→ Stated goal: Please output every entry below, line for line and unchanged.

→ Element and region data:
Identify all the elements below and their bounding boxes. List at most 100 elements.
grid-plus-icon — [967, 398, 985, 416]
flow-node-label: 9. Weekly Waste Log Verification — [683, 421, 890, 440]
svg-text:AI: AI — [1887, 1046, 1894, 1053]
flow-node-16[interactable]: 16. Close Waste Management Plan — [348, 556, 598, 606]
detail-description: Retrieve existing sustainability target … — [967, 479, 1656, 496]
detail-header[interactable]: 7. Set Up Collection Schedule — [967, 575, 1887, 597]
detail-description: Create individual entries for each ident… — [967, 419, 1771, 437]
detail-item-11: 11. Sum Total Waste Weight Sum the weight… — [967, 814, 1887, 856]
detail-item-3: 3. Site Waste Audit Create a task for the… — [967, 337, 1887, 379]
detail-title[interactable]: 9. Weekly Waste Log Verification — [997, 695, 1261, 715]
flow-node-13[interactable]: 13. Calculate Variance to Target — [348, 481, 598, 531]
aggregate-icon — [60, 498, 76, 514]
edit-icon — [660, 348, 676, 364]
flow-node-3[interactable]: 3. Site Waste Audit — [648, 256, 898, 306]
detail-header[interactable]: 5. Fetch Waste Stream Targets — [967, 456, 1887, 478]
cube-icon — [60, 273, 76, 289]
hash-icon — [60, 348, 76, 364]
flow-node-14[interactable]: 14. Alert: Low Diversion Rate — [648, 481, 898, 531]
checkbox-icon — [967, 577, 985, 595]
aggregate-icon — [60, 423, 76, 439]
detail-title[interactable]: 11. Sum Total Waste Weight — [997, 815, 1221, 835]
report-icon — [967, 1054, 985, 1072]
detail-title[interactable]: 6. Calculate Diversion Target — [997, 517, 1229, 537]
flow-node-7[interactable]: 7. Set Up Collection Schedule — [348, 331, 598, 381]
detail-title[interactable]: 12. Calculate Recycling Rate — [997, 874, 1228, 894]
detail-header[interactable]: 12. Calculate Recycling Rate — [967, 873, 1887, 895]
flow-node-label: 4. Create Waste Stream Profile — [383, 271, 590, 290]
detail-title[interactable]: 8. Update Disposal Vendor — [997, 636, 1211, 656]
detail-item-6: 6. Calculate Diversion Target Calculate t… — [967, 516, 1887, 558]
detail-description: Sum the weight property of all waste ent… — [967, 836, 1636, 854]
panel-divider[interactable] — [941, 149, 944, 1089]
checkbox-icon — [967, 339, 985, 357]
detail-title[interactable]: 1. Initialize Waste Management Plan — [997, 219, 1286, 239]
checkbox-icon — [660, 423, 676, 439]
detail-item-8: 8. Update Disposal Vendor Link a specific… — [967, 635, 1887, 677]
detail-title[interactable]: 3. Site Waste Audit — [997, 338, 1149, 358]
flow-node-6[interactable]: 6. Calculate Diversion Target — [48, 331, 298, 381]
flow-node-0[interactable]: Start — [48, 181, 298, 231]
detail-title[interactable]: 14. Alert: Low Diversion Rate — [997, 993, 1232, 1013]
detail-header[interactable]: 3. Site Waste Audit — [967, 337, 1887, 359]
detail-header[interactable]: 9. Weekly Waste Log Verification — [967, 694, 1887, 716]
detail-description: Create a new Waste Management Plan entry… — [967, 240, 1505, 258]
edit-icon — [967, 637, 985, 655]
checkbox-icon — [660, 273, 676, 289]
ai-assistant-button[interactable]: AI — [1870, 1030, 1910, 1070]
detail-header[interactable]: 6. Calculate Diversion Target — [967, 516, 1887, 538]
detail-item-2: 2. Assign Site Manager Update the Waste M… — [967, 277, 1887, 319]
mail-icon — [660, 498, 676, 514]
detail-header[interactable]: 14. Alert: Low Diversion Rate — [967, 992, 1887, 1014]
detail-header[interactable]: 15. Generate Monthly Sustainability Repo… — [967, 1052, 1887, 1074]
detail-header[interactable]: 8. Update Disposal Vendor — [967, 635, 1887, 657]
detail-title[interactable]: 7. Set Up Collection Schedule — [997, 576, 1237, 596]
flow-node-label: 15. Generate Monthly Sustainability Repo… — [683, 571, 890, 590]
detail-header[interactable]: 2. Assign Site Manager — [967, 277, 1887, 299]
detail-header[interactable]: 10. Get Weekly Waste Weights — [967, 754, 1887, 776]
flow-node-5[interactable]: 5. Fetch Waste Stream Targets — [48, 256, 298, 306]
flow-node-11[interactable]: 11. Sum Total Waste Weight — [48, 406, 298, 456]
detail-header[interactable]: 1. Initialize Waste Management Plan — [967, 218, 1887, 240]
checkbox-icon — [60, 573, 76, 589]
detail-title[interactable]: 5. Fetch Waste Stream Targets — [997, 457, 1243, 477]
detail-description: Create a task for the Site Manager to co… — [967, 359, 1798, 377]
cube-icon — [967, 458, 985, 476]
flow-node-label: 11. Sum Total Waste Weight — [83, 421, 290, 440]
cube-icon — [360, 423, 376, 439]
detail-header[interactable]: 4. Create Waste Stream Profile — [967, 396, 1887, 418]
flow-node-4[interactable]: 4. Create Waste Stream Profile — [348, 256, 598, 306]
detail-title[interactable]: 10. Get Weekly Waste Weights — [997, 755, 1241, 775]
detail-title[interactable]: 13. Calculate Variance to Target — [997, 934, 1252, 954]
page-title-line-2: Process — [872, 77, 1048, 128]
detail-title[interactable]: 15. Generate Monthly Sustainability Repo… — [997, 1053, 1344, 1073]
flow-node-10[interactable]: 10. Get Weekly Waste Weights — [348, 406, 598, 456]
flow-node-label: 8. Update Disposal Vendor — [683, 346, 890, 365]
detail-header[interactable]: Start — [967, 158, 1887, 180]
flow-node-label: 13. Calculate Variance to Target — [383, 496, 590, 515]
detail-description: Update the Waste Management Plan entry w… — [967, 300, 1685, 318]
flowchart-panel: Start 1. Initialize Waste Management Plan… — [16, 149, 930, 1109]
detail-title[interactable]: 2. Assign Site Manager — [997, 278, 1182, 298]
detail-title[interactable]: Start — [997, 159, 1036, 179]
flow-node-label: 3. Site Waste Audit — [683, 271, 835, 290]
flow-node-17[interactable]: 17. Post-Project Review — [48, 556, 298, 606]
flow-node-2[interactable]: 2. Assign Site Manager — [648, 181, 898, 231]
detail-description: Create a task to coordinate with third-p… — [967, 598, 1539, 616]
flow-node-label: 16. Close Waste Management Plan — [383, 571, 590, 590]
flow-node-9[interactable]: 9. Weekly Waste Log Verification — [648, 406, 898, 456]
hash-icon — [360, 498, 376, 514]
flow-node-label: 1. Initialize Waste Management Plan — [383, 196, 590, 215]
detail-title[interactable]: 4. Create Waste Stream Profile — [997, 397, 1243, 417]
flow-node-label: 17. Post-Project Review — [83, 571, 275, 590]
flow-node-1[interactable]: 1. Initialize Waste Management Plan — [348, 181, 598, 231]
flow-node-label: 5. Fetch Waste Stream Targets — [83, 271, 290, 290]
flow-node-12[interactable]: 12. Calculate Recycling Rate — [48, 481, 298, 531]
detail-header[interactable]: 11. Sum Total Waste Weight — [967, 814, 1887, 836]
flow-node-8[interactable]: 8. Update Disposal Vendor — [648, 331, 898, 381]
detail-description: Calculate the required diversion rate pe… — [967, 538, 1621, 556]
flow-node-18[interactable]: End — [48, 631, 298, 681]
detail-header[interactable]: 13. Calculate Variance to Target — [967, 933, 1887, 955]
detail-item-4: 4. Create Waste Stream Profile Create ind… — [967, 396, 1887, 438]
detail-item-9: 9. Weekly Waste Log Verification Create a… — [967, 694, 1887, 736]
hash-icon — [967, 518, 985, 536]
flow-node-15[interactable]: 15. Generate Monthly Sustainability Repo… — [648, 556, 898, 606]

→ Task result:
Identify all the elements below and their bounding boxes. List at most 100 elements.
grid-plus-icon — [967, 398, 985, 416]
flow-node-label: 9. Weekly Waste Log Verification — [683, 421, 890, 440]
svg-text:AI: AI — [1887, 1046, 1894, 1053]
flow-node-16[interactable]: 16. Close Waste Management Plan — [348, 556, 598, 606]
detail-description: Retrieve existing sustainability target … — [967, 479, 1656, 496]
detail-header[interactable]: 7. Set Up Collection Schedule — [967, 575, 1887, 597]
detail-description: Create individual entries for each ident… — [967, 419, 1771, 437]
detail-item-11: 11. Sum Total Waste Weight Sum the weight… — [967, 814, 1887, 856]
detail-item-3: 3. Site Waste Audit Create a task for the… — [967, 337, 1887, 379]
detail-title[interactable]: 9. Weekly Waste Log Verification — [997, 695, 1261, 715]
flow-node-13[interactable]: 13. Calculate Variance to Target — [348, 481, 598, 531]
aggregate-icon — [60, 498, 76, 514]
edit-icon — [660, 348, 676, 364]
flow-node-3[interactable]: 3. Site Waste Audit — [648, 256, 898, 306]
detail-header[interactable]: 5. Fetch Waste Stream Targets — [967, 456, 1887, 478]
cube-icon — [60, 273, 76, 289]
hash-icon — [60, 348, 76, 364]
flow-node-14[interactable]: 14. Alert: Low Diversion Rate — [648, 481, 898, 531]
checkbox-icon — [967, 577, 985, 595]
aggregate-icon — [60, 423, 76, 439]
detail-title[interactable]: 11. Sum Total Waste Weight — [997, 815, 1221, 835]
report-icon — [967, 1054, 985, 1072]
detail-title[interactable]: 6. Calculate Diversion Target — [997, 517, 1229, 537]
flow-node-7[interactable]: 7. Set Up Collection Schedule — [348, 331, 598, 381]
detail-title[interactable]: 12. Calculate Recycling Rate — [997, 874, 1228, 894]
detail-header[interactable]: 12. Calculate Recycling Rate — [967, 873, 1887, 895]
flow-node-label: 4. Create Waste Stream Profile — [383, 271, 590, 290]
detail-title[interactable]: 8. Update Disposal Vendor — [997, 636, 1211, 656]
detail-item-6: 6. Calculate Diversion Target Calculate t… — [967, 516, 1887, 558]
detail-description: Sum the weight property of all waste ent… — [967, 836, 1636, 854]
panel-divider[interactable] — [941, 149, 944, 1089]
checkbox-icon — [967, 339, 985, 357]
detail-title[interactable]: 1. Initialize Waste Management Plan — [997, 219, 1286, 239]
checkbox-icon — [660, 423, 676, 439]
detail-item-8: 8. Update Disposal Vendor Link a specific… — [967, 635, 1887, 677]
detail-title[interactable]: 3. Site Waste Audit — [997, 338, 1149, 358]
flow-node-6[interactable]: 6. Calculate Diversion Target — [48, 331, 298, 381]
flow-node-0[interactable]: Start — [48, 181, 298, 231]
detail-title[interactable]: 14. Alert: Low Diversion Rate — [997, 993, 1232, 1013]
detail-header[interactable]: 3. Site Waste Audit — [967, 337, 1887, 359]
detail-header[interactable]: 9. Weekly Waste Log Verification — [967, 694, 1887, 716]
detail-description: Create a new Waste Management Plan entry… — [967, 240, 1505, 258]
edit-icon — [967, 637, 985, 655]
checkbox-icon — [660, 273, 676, 289]
ai-assistant-button[interactable]: AI — [1870, 1030, 1910, 1070]
detail-header[interactable]: 6. Calculate Diversion Target — [967, 516, 1887, 538]
detail-item-2: 2. Assign Site Manager Update the Waste M… — [967, 277, 1887, 319]
mail-icon — [660, 498, 676, 514]
detail-header[interactable]: 14. Alert: Low Diversion Rate — [967, 992, 1887, 1014]
detail-header[interactable]: 15. Generate Monthly Sustainability Repo… — [967, 1052, 1887, 1074]
detail-header[interactable]: 8. Update Disposal Vendor — [967, 635, 1887, 657]
detail-title[interactable]: 7. Set Up Collection Schedule — [997, 576, 1237, 596]
flow-node-label: 15. Generate Monthly Sustainability Repo… — [683, 571, 890, 590]
detail-header[interactable]: 2. Assign Site Manager — [967, 277, 1887, 299]
detail-header[interactable]: 10. Get Weekly Waste Weights — [967, 754, 1887, 776]
flow-node-5[interactable]: 5. Fetch Waste Stream Targets — [48, 256, 298, 306]
flow-node-11[interactable]: 11. Sum Total Waste Weight — [48, 406, 298, 456]
detail-header[interactable]: 1. Initialize Waste Management Plan — [967, 218, 1887, 240]
checkbox-icon — [60, 573, 76, 589]
detail-title[interactable]: 5. Fetch Waste Stream Targets — [997, 457, 1243, 477]
detail-description: Create a task for the Site Manager to co… — [967, 359, 1798, 377]
cube-icon — [967, 458, 985, 476]
flow-node-label: 11. Sum Total Waste Weight — [83, 421, 290, 440]
cube-icon — [360, 423, 376, 439]
detail-header[interactable]: 4. Create Waste Stream Profile — [967, 396, 1887, 418]
flow-node-4[interactable]: 4. Create Waste Stream Profile — [348, 256, 598, 306]
detail-title[interactable]: 10. Get Weekly Waste Weights — [997, 755, 1241, 775]
detail-title[interactable]: 13. Calculate Variance to Target — [997, 934, 1252, 954]
page-title-line-2: Process — [872, 77, 1048, 128]
detail-title[interactable]: 15. Generate Monthly Sustainability Repo… — [997, 1053, 1344, 1073]
flow-node-10[interactable]: 10. Get Weekly Waste Weights — [348, 406, 598, 456]
flow-node-label: 8. Update Disposal Vendor — [683, 346, 890, 365]
detail-header[interactable]: Start — [967, 158, 1887, 180]
flow-node-label: 13. Calculate Variance to Target — [383, 496, 590, 515]
detail-description: Update the Waste Management Plan entry w… — [967, 300, 1685, 318]
flowchart-panel: Start 1. Initialize Waste Management Plan… — [16, 149, 930, 1109]
detail-title[interactable]: 2. Assign Site Manager — [997, 278, 1182, 298]
detail-title[interactable]: Start — [997, 159, 1036, 179]
flow-node-label: 3. Site Waste Audit — [683, 271, 835, 290]
flow-node-17[interactable]: 17. Post-Project Review — [48, 556, 298, 606]
flow-node-2[interactable]: 2. Assign Site Manager — [648, 181, 898, 231]
detail-description: Create a task to coordinate with third-p… — [967, 598, 1539, 616]
flow-node-label: 16. Close Waste Management Plan — [383, 571, 590, 590]
flow-node-9[interactable]: 9. Weekly Waste Log Verification — [648, 406, 898, 456]
hash-icon — [360, 498, 376, 514]
flow-node-label: 1. Initialize Waste Management Plan — [383, 196, 590, 215]
detail-title[interactable]: 4. Create Waste Stream Profile — [997, 397, 1243, 417]
flow-node-label: 17. Post-Project Review — [83, 571, 275, 590]
flow-node-1[interactable]: 1. Initialize Waste Management Plan — [348, 181, 598, 231]
flow-node-label: 5. Fetch Waste Stream Targets — [83, 271, 290, 290]
flow-node-12[interactable]: 12. Calculate Recycling Rate — [48, 481, 298, 531]
detail-header[interactable]: 11. Sum Total Waste Weight — [967, 814, 1887, 836]
flow-node-8[interactable]: 8. Update Disposal Vendor — [648, 331, 898, 381]
detail-description: Calculate the required diversion rate pe… — [967, 538, 1621, 556]
flow-node-18[interactable]: End — [48, 631, 298, 681]
detail-header[interactable]: 13. Calculate Variance to Target — [967, 933, 1887, 955]
detail-item-4: 4. Create Waste Stream Profile Create ind… — [967, 396, 1887, 438]
detail-item-9: 9. Weekly Waste Log Verification Create a… — [967, 694, 1887, 736]
hash-icon — [967, 518, 985, 536]
flow-node-15[interactable]: 15. Generate Monthly Sustainability Repo… — [648, 556, 898, 606]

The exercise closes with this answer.